## BEGIN Provided data

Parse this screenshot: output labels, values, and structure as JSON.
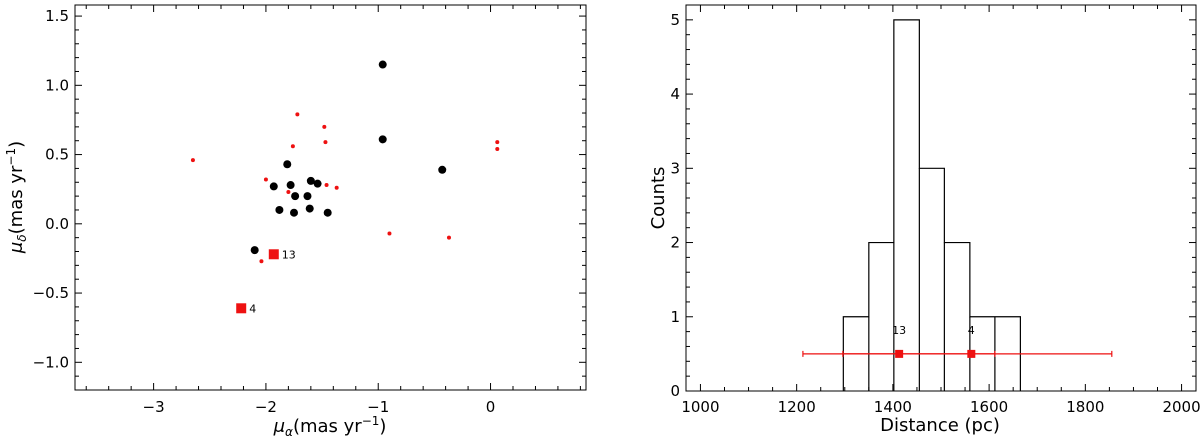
{
  "colors": {
    "black": "#000000",
    "red": "#ee1111"
  },
  "chart_data": [
    {
      "type": "scatter",
      "xlabel_prefix": "μ",
      "xlabel_sub": "α",
      "xlabel_unit": "(mas yr",
      "xlabel_exp": "−1",
      "xlabel_close": ")",
      "ylabel_prefix": "μ",
      "ylabel_sub": "δ",
      "ylabel_unit": "(mas yr",
      "ylabel_exp": "−1",
      "ylabel_close": ")",
      "xlim": [
        -3.7,
        0.85
      ],
      "ylim": [
        -1.2,
        1.58
      ],
      "xticks": [
        -3,
        -2,
        -1,
        0
      ],
      "xtick_labels": [
        "−3",
        "−2",
        "−1",
        "0"
      ],
      "yticks": [
        -1.0,
        -0.5,
        0.0,
        0.5,
        1.0,
        1.5
      ],
      "ytick_labels": [
        "−1.0",
        "−0.5",
        "0.0",
        "0.5",
        "1.0",
        "1.5"
      ],
      "series": [
        {
          "color": "#000000",
          "marker": "large-circle",
          "points": [
            [
              -0.96,
              1.15
            ],
            [
              -0.96,
              0.61
            ],
            [
              -0.43,
              0.39
            ],
            [
              -1.81,
              0.43
            ],
            [
              -1.93,
              0.27
            ],
            [
              -1.78,
              0.28
            ],
            [
              -1.6,
              0.31
            ],
            [
              -1.54,
              0.29
            ],
            [
              -1.74,
              0.2
            ],
            [
              -1.63,
              0.2
            ],
            [
              -1.88,
              0.1
            ],
            [
              -1.75,
              0.08
            ],
            [
              -1.61,
              0.11
            ],
            [
              -1.45,
              0.08
            ],
            [
              -2.1,
              -0.19
            ]
          ]
        },
        {
          "color": "#ee1111",
          "marker": "small-circle",
          "points": [
            [
              -2.65,
              0.46
            ],
            [
              -1.72,
              0.79
            ],
            [
              -1.48,
              0.7
            ],
            [
              -1.76,
              0.56
            ],
            [
              -1.47,
              0.59
            ],
            [
              -2.0,
              0.32
            ],
            [
              -1.46,
              0.28
            ],
            [
              -1.37,
              0.26
            ],
            [
              -1.8,
              0.23
            ],
            [
              -0.9,
              -0.07
            ],
            [
              -0.37,
              -0.1
            ],
            [
              0.06,
              0.59
            ],
            [
              0.06,
              0.54
            ],
            [
              -2.04,
              -0.27
            ]
          ]
        },
        {
          "color": "#ee1111",
          "marker": "square",
          "points": [
            [
              -1.93,
              -0.22
            ],
            [
              -2.22,
              -0.61
            ]
          ],
          "labels": [
            "13",
            "4"
          ]
        }
      ]
    },
    {
      "type": "histogram",
      "xlabel": "Distance (pc)",
      "ylabel": "Counts",
      "xlim": [
        970,
        2030
      ],
      "ylim": [
        0,
        5.2
      ],
      "xticks": [
        1000,
        1200,
        1400,
        1600,
        1800,
        2000
      ],
      "xtick_labels": [
        "1000",
        "1200",
        "1400",
        "1600",
        "1800",
        "2000"
      ],
      "yticks": [
        0,
        1,
        2,
        3,
        4,
        5
      ],
      "ytick_labels": [
        "0",
        "1",
        "2",
        "3",
        "4",
        "5"
      ],
      "bin_edges": [
        1297,
        1350,
        1402,
        1455,
        1507,
        1560,
        1612,
        1665
      ],
      "counts": [
        1,
        2,
        5,
        3,
        2,
        1,
        1
      ],
      "points": [
        {
          "label": "13",
          "x": 1413,
          "y": 0.5,
          "xmin": 1213,
          "xmax": 1612
        },
        {
          "label": "4",
          "x": 1563,
          "y": 0.5,
          "xmin": 1296,
          "xmax": 1855
        }
      ],
      "point_color": "#ee1111"
    }
  ]
}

## END Provided data

Reproduce the material word for word. Any pictures should be left out of the copy.

Parse this screenshot: output labels, values, and structure as JSON.
{
  "colors": {
    "black": "#000000",
    "red": "#ee1111"
  },
  "chart_data": [
    {
      "type": "scatter",
      "xlabel_prefix": "μ",
      "xlabel_sub": "α",
      "xlabel_unit": "(mas yr",
      "xlabel_exp": "−1",
      "xlabel_close": ")",
      "ylabel_prefix": "μ",
      "ylabel_sub": "δ",
      "ylabel_unit": "(mas yr",
      "ylabel_exp": "−1",
      "ylabel_close": ")",
      "xlim": [
        -3.7,
        0.85
      ],
      "ylim": [
        -1.2,
        1.58
      ],
      "xticks": [
        -3,
        -2,
        -1,
        0
      ],
      "xtick_labels": [
        "−3",
        "−2",
        "−1",
        "0"
      ],
      "yticks": [
        -1.0,
        -0.5,
        0.0,
        0.5,
        1.0,
        1.5
      ],
      "ytick_labels": [
        "−1.0",
        "−0.5",
        "0.0",
        "0.5",
        "1.0",
        "1.5"
      ],
      "series": [
        {
          "color": "#000000",
          "marker": "large-circle",
          "points": [
            [
              -0.96,
              1.15
            ],
            [
              -0.96,
              0.61
            ],
            [
              -0.43,
              0.39
            ],
            [
              -1.81,
              0.43
            ],
            [
              -1.93,
              0.27
            ],
            [
              -1.78,
              0.28
            ],
            [
              -1.6,
              0.31
            ],
            [
              -1.54,
              0.29
            ],
            [
              -1.74,
              0.2
            ],
            [
              -1.63,
              0.2
            ],
            [
              -1.88,
              0.1
            ],
            [
              -1.75,
              0.08
            ],
            [
              -1.61,
              0.11
            ],
            [
              -1.45,
              0.08
            ],
            [
              -2.1,
              -0.19
            ]
          ]
        },
        {
          "color": "#ee1111",
          "marker": "small-circle",
          "points": [
            [
              -2.65,
              0.46
            ],
            [
              -1.72,
              0.79
            ],
            [
              -1.48,
              0.7
            ],
            [
              -1.76,
              0.56
            ],
            [
              -1.47,
              0.59
            ],
            [
              -2.0,
              0.32
            ],
            [
              -1.46,
              0.28
            ],
            [
              -1.37,
              0.26
            ],
            [
              -1.8,
              0.23
            ],
            [
              -0.9,
              -0.07
            ],
            [
              -0.37,
              -0.1
            ],
            [
              0.06,
              0.59
            ],
            [
              0.06,
              0.54
            ],
            [
              -2.04,
              -0.27
            ]
          ]
        },
        {
          "color": "#ee1111",
          "marker": "square",
          "points": [
            [
              -1.93,
              -0.22
            ],
            [
              -2.22,
              -0.61
            ]
          ],
          "labels": [
            "13",
            "4"
          ]
        }
      ]
    },
    {
      "type": "histogram",
      "xlabel": "Distance (pc)",
      "ylabel": "Counts",
      "xlim": [
        970,
        2030
      ],
      "ylim": [
        0,
        5.2
      ],
      "xticks": [
        1000,
        1200,
        1400,
        1600,
        1800,
        2000
      ],
      "xtick_labels": [
        "1000",
        "1200",
        "1400",
        "1600",
        "1800",
        "2000"
      ],
      "yticks": [
        0,
        1,
        2,
        3,
        4,
        5
      ],
      "ytick_labels": [
        "0",
        "1",
        "2",
        "3",
        "4",
        "5"
      ],
      "bin_edges": [
        1297,
        1350,
        1402,
        1455,
        1507,
        1560,
        1612,
        1665
      ],
      "counts": [
        1,
        2,
        5,
        3,
        2,
        1,
        1
      ],
      "points": [
        {
          "label": "13",
          "x": 1413,
          "y": 0.5,
          "xmin": 1213,
          "xmax": 1612
        },
        {
          "label": "4",
          "x": 1563,
          "y": 0.5,
          "xmin": 1296,
          "xmax": 1855
        }
      ],
      "point_color": "#ee1111"
    }
  ]
}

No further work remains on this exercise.